Short problem: Convert each line of the rows below into one string in a JSON list, leaving out blank lines.

Data:
◇ ◇ ◇ ◇ ◇ ◇ ◇

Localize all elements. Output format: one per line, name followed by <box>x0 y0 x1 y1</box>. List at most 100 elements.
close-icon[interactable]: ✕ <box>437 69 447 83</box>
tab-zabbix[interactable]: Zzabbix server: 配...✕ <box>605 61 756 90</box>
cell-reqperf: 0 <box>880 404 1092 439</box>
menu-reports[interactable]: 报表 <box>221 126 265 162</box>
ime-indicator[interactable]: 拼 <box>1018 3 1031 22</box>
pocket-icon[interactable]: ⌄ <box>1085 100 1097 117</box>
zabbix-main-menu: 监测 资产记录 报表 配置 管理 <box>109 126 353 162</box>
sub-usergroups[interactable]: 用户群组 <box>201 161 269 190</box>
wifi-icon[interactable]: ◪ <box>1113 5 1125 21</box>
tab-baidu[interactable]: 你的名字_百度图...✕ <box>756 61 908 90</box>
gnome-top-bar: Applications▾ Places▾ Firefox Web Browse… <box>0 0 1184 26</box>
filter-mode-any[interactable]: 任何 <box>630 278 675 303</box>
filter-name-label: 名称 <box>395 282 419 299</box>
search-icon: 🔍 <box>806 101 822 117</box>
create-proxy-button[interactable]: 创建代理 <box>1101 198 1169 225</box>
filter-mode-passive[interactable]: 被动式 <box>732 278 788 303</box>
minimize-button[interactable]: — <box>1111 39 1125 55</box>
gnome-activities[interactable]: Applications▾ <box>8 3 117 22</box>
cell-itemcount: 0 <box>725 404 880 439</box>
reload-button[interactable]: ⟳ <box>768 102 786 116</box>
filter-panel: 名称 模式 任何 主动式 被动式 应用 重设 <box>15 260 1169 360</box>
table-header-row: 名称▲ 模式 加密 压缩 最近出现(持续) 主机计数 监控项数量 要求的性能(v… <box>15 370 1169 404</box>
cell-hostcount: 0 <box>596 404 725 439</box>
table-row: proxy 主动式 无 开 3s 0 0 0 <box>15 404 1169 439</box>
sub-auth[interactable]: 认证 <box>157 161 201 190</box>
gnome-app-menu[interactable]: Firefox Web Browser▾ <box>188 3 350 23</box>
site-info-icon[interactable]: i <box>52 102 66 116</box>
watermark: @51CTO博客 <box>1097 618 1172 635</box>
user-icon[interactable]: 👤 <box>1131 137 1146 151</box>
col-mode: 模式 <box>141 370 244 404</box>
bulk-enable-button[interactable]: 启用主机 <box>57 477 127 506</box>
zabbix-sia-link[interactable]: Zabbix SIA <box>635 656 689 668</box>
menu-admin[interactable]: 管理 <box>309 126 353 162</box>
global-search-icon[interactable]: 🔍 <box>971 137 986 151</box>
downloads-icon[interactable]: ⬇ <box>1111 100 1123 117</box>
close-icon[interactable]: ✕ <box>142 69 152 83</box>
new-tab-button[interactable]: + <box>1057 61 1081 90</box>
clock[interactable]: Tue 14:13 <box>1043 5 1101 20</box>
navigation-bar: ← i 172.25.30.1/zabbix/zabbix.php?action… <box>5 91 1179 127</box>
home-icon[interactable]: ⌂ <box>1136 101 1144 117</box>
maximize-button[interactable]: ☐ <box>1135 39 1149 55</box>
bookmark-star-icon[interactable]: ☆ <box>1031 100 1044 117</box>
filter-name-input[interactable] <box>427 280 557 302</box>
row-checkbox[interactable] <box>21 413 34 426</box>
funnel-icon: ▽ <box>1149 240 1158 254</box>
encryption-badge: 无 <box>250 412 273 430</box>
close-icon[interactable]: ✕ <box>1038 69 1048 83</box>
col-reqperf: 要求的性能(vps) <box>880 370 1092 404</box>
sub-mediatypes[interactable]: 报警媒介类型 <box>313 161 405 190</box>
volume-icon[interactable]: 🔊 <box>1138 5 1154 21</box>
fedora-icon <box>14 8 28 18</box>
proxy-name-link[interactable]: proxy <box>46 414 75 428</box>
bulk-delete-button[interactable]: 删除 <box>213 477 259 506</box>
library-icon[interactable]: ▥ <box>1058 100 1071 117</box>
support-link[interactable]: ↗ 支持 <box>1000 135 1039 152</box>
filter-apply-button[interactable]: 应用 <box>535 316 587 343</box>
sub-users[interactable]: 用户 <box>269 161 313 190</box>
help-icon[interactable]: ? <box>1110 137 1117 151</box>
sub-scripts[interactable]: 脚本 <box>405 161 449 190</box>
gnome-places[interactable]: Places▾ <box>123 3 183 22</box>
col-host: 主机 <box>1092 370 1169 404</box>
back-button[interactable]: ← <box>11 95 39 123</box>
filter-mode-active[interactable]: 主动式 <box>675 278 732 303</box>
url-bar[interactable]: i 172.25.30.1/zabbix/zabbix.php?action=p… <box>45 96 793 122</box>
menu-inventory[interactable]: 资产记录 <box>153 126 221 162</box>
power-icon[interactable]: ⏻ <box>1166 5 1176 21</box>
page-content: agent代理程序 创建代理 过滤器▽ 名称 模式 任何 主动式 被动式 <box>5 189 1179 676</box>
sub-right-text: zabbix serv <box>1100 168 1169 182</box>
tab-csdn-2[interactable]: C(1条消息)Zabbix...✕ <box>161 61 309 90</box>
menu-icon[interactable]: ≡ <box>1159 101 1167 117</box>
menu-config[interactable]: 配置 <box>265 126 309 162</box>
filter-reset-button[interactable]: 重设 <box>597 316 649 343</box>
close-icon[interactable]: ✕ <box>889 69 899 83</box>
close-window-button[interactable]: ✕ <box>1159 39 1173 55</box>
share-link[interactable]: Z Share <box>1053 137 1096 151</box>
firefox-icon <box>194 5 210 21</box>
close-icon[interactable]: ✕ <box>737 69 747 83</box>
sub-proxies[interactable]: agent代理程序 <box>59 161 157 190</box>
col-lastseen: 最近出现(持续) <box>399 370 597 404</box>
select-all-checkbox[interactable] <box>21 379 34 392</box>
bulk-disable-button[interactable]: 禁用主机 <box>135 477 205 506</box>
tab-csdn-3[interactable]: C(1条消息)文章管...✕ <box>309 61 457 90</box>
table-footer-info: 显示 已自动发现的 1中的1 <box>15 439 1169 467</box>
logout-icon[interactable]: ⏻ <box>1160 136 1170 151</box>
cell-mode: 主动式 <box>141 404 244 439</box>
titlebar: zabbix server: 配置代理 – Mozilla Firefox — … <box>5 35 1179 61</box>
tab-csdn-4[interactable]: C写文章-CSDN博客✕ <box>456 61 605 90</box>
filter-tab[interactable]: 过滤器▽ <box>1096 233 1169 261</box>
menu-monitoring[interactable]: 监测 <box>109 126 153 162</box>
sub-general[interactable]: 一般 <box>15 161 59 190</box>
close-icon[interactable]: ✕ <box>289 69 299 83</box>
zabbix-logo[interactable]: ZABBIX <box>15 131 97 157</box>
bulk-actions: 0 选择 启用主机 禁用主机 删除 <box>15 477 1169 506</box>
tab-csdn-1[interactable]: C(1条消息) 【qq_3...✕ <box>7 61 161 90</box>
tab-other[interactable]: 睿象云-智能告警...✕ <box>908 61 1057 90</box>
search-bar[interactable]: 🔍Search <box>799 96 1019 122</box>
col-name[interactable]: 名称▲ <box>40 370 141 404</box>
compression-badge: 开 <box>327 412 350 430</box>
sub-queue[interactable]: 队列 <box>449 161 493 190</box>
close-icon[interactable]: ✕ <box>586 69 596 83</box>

◇ ◇ ◇ ◇ ◇ ◇ ◇

Answer for this exercise:
[
  "Localize all elements. Output format: one per line, name followed by <box>x0 y0 x1 y1</box>. List at most 100 elements.",
  "close-icon[interactable]: ✕ <box>437 69 447 83</box>",
  "tab-zabbix[interactable]: Zzabbix server: 配...✕ <box>605 61 756 90</box>",
  "cell-reqperf: 0 <box>880 404 1092 439</box>",
  "menu-reports[interactable]: 报表 <box>221 126 265 162</box>",
  "ime-indicator[interactable]: 拼 <box>1018 3 1031 22</box>",
  "pocket-icon[interactable]: ⌄ <box>1085 100 1097 117</box>",
  "zabbix-main-menu: 监测 资产记录 报表 配置 管理 <box>109 126 353 162</box>",
  "sub-usergroups[interactable]: 用户群组 <box>201 161 269 190</box>",
  "wifi-icon[interactable]: ◪ <box>1113 5 1125 21</box>",
  "tab-baidu[interactable]: 你的名字_百度图...✕ <box>756 61 908 90</box>",
  "gnome-top-bar: Applications▾ Places▾ Firefox Web Browse… <box>0 0 1184 26</box>",
  "filter-mode-any[interactable]: 任何 <box>630 278 675 303</box>",
  "filter-name-label: 名称 <box>395 282 419 299</box>",
  "search-icon: 🔍 <box>806 101 822 117</box>",
  "create-proxy-button[interactable]: 创建代理 <box>1101 198 1169 225</box>",
  "filter-mode-passive[interactable]: 被动式 <box>732 278 788 303</box>",
  "minimize-button[interactable]: — <box>1111 39 1125 55</box>",
  "gnome-activities[interactable]: Applications▾ <box>8 3 117 22</box>",
  "cell-itemcount: 0 <box>725 404 880 439</box>",
  "reload-button[interactable]: ⟳ <box>768 102 786 116</box>",
  "filter-panel: 名称 模式 任何 主动式 被动式 应用 重设 <box>15 260 1169 360</box>",
  "table-header-row: 名称▲ 模式 加密 压缩 最近出现(持续) 主机计数 监控项数量 要求的性能(v… <box>15 370 1169 404</box>",
  "cell-hostcount: 0 <box>596 404 725 439</box>",
  "table-row: proxy 主动式 无 开 3s 0 0 0 <box>15 404 1169 439</box>",
  "sub-auth[interactable]: 认证 <box>157 161 201 190</box>",
  "gnome-app-menu[interactable]: Firefox Web Browser▾ <box>188 3 350 23</box>",
  "site-info-icon[interactable]: i <box>52 102 66 116</box>",
  "watermark: @51CTO博客 <box>1097 618 1172 635</box>",
  "user-icon[interactable]: 👤 <box>1131 137 1146 151</box>",
  "col-mode: 模式 <box>141 370 244 404</box>",
  "bulk-enable-button[interactable]: 启用主机 <box>57 477 127 506</box>",
  "zabbix-sia-link[interactable]: Zabbix SIA <box>635 656 689 668</box>",
  "menu-admin[interactable]: 管理 <box>309 126 353 162</box>",
  "global-search-icon[interactable]: 🔍 <box>971 137 986 151</box>",
  "downloads-icon[interactable]: ⬇ <box>1111 100 1123 117</box>",
  "close-icon[interactable]: ✕ <box>142 69 152 83</box>",
  "new-tab-button[interactable]: + <box>1057 61 1081 90</box>",
  "clock[interactable]: Tue 14:13 <box>1043 5 1101 20</box>",
  "navigation-bar: ← i 172.25.30.1/zabbix/zabbix.php?action… <box>5 91 1179 127</box>",
  "home-icon[interactable]: ⌂ <box>1136 101 1144 117</box>",
  "maximize-button[interactable]: ☐ <box>1135 39 1149 55</box>",
  "bookmark-star-icon[interactable]: ☆ <box>1031 100 1044 117</box>",
  "filter-name-input[interactable] <box>427 280 557 302</box>",
  "row-checkbox[interactable] <box>21 413 34 426</box>",
  "funnel-icon: ▽ <box>1149 240 1158 254</box>",
  "encryption-badge: 无 <box>250 412 273 430</box>",
  "close-icon[interactable]: ✕ <box>1038 69 1048 83</box>",
  "col-reqperf: 要求的性能(vps) <box>880 370 1092 404</box>",
  "sub-mediatypes[interactable]: 报警媒介类型 <box>313 161 405 190</box>",
  "volume-icon[interactable]: 🔊 <box>1138 5 1154 21</box>",
  "fedora-icon <box>14 8 28 18</box>",
  "proxy-name-link[interactable]: proxy <box>46 414 75 428</box>",
  "bulk-delete-button[interactable]: 删除 <box>213 477 259 506</box>",
  "library-icon[interactable]: ▥ <box>1058 100 1071 117</box>",
  "support-link[interactable]: ↗ 支持 <box>1000 135 1039 152</box>",
  "filter-apply-button[interactable]: 应用 <box>535 316 587 343</box>",
  "sub-users[interactable]: 用户 <box>269 161 313 190</box>",
  "help-icon[interactable]: ? <box>1110 137 1117 151</box>",
  "sub-scripts[interactable]: 脚本 <box>405 161 449 190</box>",
  "gnome-places[interactable]: Places▾ <box>123 3 183 22</box>",
  "col-host: 主机 <box>1092 370 1169 404</box>",
  "back-button[interactable]: ← <box>11 95 39 123</box>",
  "filter-mode-active[interactable]: 主动式 <box>675 278 732 303</box>",
  "url-bar[interactable]: i 172.25.30.1/zabbix/zabbix.php?action=p… <box>45 96 793 122</box>",
  "menu-inventory[interactable]: 资产记录 <box>153 126 221 162</box>",
  "power-icon[interactable]: ⏻ <box>1166 5 1176 21</box>",
  "page-content: agent代理程序 创建代理 过滤器▽ 名称 模式 任何 主动式 被动式 <box>5 189 1179 676</box>",
  "sub-right-text: zabbix serv <box>1100 168 1169 182</box>",
  "tab-csdn-2[interactable]: C(1条消息)Zabbix...✕ <box>161 61 309 90</box>",
  "menu-icon[interactable]: ≡ <box>1159 101 1167 117</box>",
  "menu-config[interactable]: 配置 <box>265 126 309 162</box>",
  "filter-reset-button[interactable]: 重设 <box>597 316 649 343</box>",
  "close-icon[interactable]: ✕ <box>889 69 899 83</box>",
  "close-window-button[interactable]: ✕ <box>1159 39 1173 55</box>",
  "share-link[interactable]: Z Share <box>1053 137 1096 151</box>",
  "firefox-icon <box>194 5 210 21</box>",
  "close-icon[interactable]: ✕ <box>737 69 747 83</box>",
  "sub-proxies[interactable]: agent代理程序 <box>59 161 157 190</box>",
  "col-lastseen: 最近出现(持续) <box>399 370 597 404</box>",
  "select-all-checkbox[interactable] <box>21 379 34 392</box>",
  "bulk-disable-button[interactable]: 禁用主机 <box>135 477 205 506</box>",
  "tab-csdn-3[interactable]: C(1条消息)文章管...✕ <box>309 61 457 90</box>",
  "table-footer-info: 显示 已自动发现的 1中的1 <box>15 439 1169 467</box>",
  "logout-icon[interactable]: ⏻ <box>1160 136 1170 151</box>",
  "cell-mode: 主动式 <box>141 404 244 439</box>",
  "titlebar: zabbix server: 配置代理 – Mozilla Firefox — … <box>5 35 1179 61</box>",
  "tab-csdn-4[interactable]: C写文章-CSDN博客✕ <box>456 61 605 90</box>",
  "filter-tab[interactable]: 过滤器▽ <box>1096 233 1169 261</box>",
  "menu-monitoring[interactable]: 监测 <box>109 126 153 162</box>",
  "sub-general[interactable]: 一般 <box>15 161 59 190</box>",
  "close-icon[interactable]: ✕ <box>289 69 299 83</box>",
  "zabbix-logo[interactable]: ZABBIX <box>15 131 97 157</box>",
  "bulk-actions: 0 选择 启用主机 禁用主机 删除 <box>15 477 1169 506</box>",
  "tab-csdn-1[interactable]: C(1条消息) 【qq_3...✕ <box>7 61 161 90</box>",
  "tab-other[interactable]: 睿象云-智能告警...✕ <box>908 61 1057 90</box>",
  "search-bar[interactable]: 🔍Search <box>799 96 1019 122</box>",
  "col-name[interactable]: 名称▲ <box>40 370 141 404</box>",
  "compression-badge: 开 <box>327 412 350 430</box>",
  "sub-queue[interactable]: 队列 <box>449 161 493 190</box>",
  "close-icon[interactable]: ✕ <box>586 69 596 83</box>"
]